'''

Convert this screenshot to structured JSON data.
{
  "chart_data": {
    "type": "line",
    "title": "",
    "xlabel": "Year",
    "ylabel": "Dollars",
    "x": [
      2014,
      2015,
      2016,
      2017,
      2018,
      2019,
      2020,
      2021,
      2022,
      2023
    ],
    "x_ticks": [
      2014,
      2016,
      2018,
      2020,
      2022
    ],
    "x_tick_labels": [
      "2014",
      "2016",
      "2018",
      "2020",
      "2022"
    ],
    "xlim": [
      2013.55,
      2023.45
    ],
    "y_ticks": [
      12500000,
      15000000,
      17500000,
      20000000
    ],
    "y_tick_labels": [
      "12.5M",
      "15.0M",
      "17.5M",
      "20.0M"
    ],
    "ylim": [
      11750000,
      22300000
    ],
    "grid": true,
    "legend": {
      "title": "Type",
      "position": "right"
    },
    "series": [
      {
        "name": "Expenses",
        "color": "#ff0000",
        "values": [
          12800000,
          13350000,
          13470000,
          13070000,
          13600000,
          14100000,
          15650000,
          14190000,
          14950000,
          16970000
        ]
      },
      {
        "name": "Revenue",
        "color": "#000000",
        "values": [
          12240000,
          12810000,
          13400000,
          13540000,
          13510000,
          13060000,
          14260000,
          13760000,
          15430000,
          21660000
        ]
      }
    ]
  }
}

'''

**Set task:**
Copy out each record exactly as given, omitting none.

**Result of the exercise:**
Convert this screenshot to structured JSON data.
{
  "chart_data": {
    "type": "line",
    "title": "",
    "xlabel": "Year",
    "ylabel": "Dollars",
    "x": [
      2014,
      2015,
      2016,
      2017,
      2018,
      2019,
      2020,
      2021,
      2022,
      2023
    ],
    "x_ticks": [
      2014,
      2016,
      2018,
      2020,
      2022
    ],
    "x_tick_labels": [
      "2014",
      "2016",
      "2018",
      "2020",
      "2022"
    ],
    "xlim": [
      2013.55,
      2023.45
    ],
    "y_ticks": [
      12500000,
      15000000,
      17500000,
      20000000
    ],
    "y_tick_labels": [
      "12.5M",
      "15.0M",
      "17.5M",
      "20.0M"
    ],
    "ylim": [
      11750000,
      22300000
    ],
    "grid": true,
    "legend": {
      "title": "Type",
      "position": "right"
    },
    "series": [
      {
        "name": "Expenses",
        "color": "#ff0000",
        "values": [
          12800000,
          13350000,
          13470000,
          13070000,
          13600000,
          14100000,
          15650000,
          14190000,
          14950000,
          16970000
        ]
      },
      {
        "name": "Revenue",
        "color": "#000000",
        "values": [
          12240000,
          12810000,
          13400000,
          13540000,
          13510000,
          13060000,
          14260000,
          13760000,
          15430000,
          21660000
        ]
      }
    ]
  }
}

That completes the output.